* _PROBLEMS_
[A] In the Thomas Tesche profile, rewrite the part that opens with the words containing "Medal record" and closes with "with accounting issues.", changing "research assistant" to "research associate".
[B] Using the Thomas Tesche profile, answer these questions:
(i) What is his listed height?
(ii) In what year and place did he win a bronze medal at the European Junior Championships?
(iii) For how many years did he work at the Center for Accounting and Auditing?

* _SOURCE PASSAGE_
************

Thomas Tesche

Personal information
- Born: 27 December 1978 (age 47)
- Height: 1.75 m (5 ft 9 in)

Sport
- Country: Germany
- Sport: Badminton
- Handedness: Right
- Event: Men's doubles

Men's doubles
- BWF profile

Medal record
Men's badminton
Representing Germany
European Junior Championships
| Bronze medal – third place | 1997 Nymburk | Boys' doubles |

= Thomas Tesche =

German badminton player (born 1978)

Thomas Tesche (born 27 December 1978) is a German badminton player. He is the twin brother of Joachim Tesche, another former German badminton player. Thomas Tesche holds a degree in business administration from the University of Saarland in Saarbrücken, in business taxation, auditing and banking. Afterwards he completed his studies, he worked for 5 years as a research assistant at the Center for Accounting and Auditing at the University of Saarland in the area of accounting-related consultancy, as well as (co-)authoring numerous publications dealing with accounting issues.

************

* _DATA EXCERPTS_

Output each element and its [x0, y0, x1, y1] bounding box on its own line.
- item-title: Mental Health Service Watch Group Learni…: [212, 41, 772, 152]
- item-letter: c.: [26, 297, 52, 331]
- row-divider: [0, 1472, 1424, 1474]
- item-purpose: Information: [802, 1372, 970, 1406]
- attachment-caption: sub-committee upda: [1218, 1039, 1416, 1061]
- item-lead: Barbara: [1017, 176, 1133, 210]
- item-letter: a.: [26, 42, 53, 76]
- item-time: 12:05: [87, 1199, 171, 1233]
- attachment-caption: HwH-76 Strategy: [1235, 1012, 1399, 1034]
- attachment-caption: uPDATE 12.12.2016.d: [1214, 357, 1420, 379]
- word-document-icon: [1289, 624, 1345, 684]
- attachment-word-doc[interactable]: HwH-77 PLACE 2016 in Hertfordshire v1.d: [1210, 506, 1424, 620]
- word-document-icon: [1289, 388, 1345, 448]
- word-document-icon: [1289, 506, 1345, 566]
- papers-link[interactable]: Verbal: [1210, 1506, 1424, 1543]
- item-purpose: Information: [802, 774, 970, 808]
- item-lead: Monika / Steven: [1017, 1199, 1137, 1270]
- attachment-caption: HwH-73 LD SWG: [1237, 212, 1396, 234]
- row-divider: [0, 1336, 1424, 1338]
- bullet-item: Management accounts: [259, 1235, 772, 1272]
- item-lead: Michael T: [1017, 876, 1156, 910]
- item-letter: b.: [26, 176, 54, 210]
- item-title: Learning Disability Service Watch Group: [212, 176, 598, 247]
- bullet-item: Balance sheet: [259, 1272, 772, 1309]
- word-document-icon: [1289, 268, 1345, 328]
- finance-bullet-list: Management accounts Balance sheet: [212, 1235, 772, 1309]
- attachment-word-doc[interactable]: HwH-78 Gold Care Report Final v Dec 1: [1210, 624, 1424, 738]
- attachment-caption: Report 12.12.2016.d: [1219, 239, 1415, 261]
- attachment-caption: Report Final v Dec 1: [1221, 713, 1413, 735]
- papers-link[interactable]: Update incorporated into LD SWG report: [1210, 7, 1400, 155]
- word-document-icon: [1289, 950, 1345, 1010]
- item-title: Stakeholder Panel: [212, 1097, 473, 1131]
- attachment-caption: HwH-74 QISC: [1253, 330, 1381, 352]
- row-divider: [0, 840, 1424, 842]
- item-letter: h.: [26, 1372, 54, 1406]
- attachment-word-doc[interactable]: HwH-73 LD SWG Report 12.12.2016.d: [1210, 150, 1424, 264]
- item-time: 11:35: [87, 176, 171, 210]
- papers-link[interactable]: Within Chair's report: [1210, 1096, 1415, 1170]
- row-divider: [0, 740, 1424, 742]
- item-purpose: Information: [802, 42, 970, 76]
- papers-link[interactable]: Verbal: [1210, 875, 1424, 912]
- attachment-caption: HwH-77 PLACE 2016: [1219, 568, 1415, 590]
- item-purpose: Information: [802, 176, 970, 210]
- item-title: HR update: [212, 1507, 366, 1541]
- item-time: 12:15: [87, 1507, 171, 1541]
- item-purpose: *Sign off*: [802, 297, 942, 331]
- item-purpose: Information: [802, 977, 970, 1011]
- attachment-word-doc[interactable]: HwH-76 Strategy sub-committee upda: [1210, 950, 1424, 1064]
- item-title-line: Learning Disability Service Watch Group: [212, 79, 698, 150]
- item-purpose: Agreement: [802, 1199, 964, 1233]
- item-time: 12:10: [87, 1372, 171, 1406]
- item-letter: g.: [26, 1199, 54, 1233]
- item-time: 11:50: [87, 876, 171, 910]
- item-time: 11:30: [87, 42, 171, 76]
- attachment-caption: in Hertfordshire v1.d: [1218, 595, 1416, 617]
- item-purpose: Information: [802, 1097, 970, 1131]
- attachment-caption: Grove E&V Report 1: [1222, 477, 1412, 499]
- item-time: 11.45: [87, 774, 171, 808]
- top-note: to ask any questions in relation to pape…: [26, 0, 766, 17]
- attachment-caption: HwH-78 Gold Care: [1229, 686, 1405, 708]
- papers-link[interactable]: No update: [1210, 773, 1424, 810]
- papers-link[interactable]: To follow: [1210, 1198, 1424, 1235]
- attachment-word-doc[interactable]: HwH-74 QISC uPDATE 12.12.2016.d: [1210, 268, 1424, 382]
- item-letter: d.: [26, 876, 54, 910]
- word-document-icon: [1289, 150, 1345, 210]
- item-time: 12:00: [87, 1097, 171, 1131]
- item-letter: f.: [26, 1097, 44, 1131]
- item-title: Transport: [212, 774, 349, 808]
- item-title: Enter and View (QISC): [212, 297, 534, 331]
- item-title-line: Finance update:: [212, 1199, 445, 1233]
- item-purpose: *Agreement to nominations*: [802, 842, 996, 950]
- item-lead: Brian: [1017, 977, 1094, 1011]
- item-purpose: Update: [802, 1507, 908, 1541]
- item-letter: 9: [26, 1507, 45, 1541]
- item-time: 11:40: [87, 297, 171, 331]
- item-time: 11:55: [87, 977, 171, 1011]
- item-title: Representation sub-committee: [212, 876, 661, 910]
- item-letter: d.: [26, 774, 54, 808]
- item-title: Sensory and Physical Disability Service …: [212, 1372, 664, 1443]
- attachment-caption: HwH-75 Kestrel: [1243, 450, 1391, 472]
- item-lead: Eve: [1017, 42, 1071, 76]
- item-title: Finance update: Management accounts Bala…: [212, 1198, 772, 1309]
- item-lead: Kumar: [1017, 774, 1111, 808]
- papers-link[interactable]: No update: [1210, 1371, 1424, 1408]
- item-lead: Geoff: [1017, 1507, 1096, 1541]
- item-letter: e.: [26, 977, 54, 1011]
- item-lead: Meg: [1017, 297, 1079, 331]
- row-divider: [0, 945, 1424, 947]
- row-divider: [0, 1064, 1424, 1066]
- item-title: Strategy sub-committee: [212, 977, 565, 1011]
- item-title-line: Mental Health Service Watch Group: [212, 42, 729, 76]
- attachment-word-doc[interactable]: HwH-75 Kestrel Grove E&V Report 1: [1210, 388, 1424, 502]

************

* _TASK-BY-TASK ANSWERS_
[A]
Medal record
Men's badminton
Representing Germany
European Junior Championships
| Bronze medal – third place | 1997 Nymburk | Boys' doubles |

= Thomas Tesche =

German badminton player (born 1978)

Thomas Tesche (born 27 December 1978) is a German badminton player. He is the twin brother of Joachim Tesche, another former German badminton player. Thomas Tesche holds a degree in business administration from the University of Saarland in Saarbrücken, in business taxation, auditing and banking. Afterwards he completed his studies, he worked for 5 years as a research associate at the Center for Accounting and Auditing at the University of Saarland in the area of accounting-related consultancy, as well as (co-)authoring numerous publications dealing with accounting issues.

[B]
(i) 1.75 m (5 ft 9 in)
(ii) 1997, Nymburk
(iii) 5 years